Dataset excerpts
# # # # #
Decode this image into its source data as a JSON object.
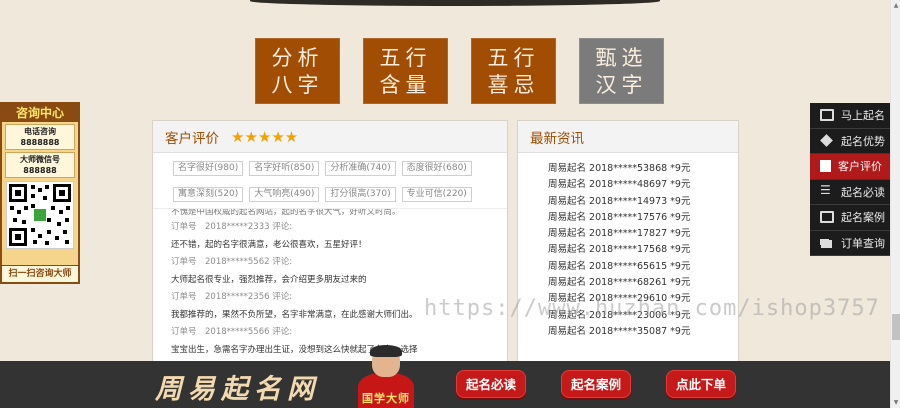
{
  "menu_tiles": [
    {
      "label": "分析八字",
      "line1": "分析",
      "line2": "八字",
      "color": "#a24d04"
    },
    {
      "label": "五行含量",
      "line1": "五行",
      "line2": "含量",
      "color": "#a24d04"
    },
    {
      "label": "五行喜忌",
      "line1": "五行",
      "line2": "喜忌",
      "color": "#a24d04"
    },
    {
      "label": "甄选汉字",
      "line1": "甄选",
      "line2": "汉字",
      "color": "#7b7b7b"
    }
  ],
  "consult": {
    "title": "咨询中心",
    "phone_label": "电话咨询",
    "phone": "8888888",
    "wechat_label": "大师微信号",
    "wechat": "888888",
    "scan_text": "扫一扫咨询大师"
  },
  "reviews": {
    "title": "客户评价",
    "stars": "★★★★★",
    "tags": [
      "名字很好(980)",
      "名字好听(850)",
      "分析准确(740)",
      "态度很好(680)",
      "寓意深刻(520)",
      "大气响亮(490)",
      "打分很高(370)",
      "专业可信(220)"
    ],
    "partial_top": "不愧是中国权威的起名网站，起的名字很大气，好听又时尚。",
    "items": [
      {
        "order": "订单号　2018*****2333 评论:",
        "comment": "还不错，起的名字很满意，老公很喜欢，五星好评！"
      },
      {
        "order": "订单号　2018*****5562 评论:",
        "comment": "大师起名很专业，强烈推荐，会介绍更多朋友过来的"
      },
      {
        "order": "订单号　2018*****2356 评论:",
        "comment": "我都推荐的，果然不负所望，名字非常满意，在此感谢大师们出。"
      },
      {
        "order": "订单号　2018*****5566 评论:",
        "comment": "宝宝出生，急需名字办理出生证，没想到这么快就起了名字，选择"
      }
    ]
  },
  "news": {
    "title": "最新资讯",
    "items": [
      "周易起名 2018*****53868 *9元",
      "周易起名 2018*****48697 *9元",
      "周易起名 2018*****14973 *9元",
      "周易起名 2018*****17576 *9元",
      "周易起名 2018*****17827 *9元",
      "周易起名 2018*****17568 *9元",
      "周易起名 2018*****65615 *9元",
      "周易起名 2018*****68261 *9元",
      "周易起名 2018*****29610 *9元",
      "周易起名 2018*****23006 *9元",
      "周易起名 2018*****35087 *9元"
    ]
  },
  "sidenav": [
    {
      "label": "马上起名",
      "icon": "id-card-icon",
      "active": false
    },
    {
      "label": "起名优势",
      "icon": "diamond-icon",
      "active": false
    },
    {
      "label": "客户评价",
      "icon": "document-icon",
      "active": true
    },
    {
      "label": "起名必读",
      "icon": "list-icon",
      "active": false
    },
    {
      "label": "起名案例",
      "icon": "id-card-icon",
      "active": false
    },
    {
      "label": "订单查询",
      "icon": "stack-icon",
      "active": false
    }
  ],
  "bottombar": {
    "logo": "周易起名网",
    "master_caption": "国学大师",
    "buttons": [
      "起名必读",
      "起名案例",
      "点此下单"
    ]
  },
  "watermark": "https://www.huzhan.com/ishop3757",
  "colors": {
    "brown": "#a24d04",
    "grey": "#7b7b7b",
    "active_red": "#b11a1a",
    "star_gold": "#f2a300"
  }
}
# # # # #
> _Required task_
Transcribe the material as is, with images omitted.

> _Response to the exercise_
Decode this image into its source data as a JSON object.
{
  "menu_tiles": [
    {
      "label": "分析八字",
      "line1": "分析",
      "line2": "八字",
      "color": "#a24d04"
    },
    {
      "label": "五行含量",
      "line1": "五行",
      "line2": "含量",
      "color": "#a24d04"
    },
    {
      "label": "五行喜忌",
      "line1": "五行",
      "line2": "喜忌",
      "color": "#a24d04"
    },
    {
      "label": "甄选汉字",
      "line1": "甄选",
      "line2": "汉字",
      "color": "#7b7b7b"
    }
  ],
  "consult": {
    "title": "咨询中心",
    "phone_label": "电话咨询",
    "phone": "8888888",
    "wechat_label": "大师微信号",
    "wechat": "888888",
    "scan_text": "扫一扫咨询大师"
  },
  "reviews": {
    "title": "客户评价",
    "stars": "★★★★★",
    "tags": [
      "名字很好(980)",
      "名字好听(850)",
      "分析准确(740)",
      "态度很好(680)",
      "寓意深刻(520)",
      "大气响亮(490)",
      "打分很高(370)",
      "专业可信(220)"
    ],
    "partial_top": "不愧是中国权威的起名网站，起的名字很大气，好听又时尚。",
    "items": [
      {
        "order": "订单号　2018*****2333 评论:",
        "comment": "还不错，起的名字很满意，老公很喜欢，五星好评！"
      },
      {
        "order": "订单号　2018*****5562 评论:",
        "comment": "大师起名很专业，强烈推荐，会介绍更多朋友过来的"
      },
      {
        "order": "订单号　2018*****2356 评论:",
        "comment": "我都推荐的，果然不负所望，名字非常满意，在此感谢大师们出。"
      },
      {
        "order": "订单号　2018*****5566 评论:",
        "comment": "宝宝出生，急需名字办理出生证，没想到这么快就起了名字，选择"
      }
    ]
  },
  "news": {
    "title": "最新资讯",
    "items": [
      "周易起名 2018*****53868 *9元",
      "周易起名 2018*****48697 *9元",
      "周易起名 2018*****14973 *9元",
      "周易起名 2018*****17576 *9元",
      "周易起名 2018*****17827 *9元",
      "周易起名 2018*****17568 *9元",
      "周易起名 2018*****65615 *9元",
      "周易起名 2018*****68261 *9元",
      "周易起名 2018*****29610 *9元",
      "周易起名 2018*****23006 *9元",
      "周易起名 2018*****35087 *9元"
    ]
  },
  "sidenav": [
    {
      "label": "马上起名",
      "icon": "id-card-icon",
      "active": false
    },
    {
      "label": "起名优势",
      "icon": "diamond-icon",
      "active": false
    },
    {
      "label": "客户评价",
      "icon": "document-icon",
      "active": true
    },
    {
      "label": "起名必读",
      "icon": "list-icon",
      "active": false
    },
    {
      "label": "起名案例",
      "icon": "id-card-icon",
      "active": false
    },
    {
      "label": "订单查询",
      "icon": "stack-icon",
      "active": false
    }
  ],
  "bottombar": {
    "logo": "周易起名网",
    "master_caption": "国学大师",
    "buttons": [
      "起名必读",
      "起名案例",
      "点此下单"
    ]
  },
  "watermark": "https://www.huzhan.com/ishop3757",
  "colors": {
    "brown": "#a24d04",
    "grey": "#7b7b7b",
    "active_red": "#b11a1a",
    "star_gold": "#f2a300"
  }
}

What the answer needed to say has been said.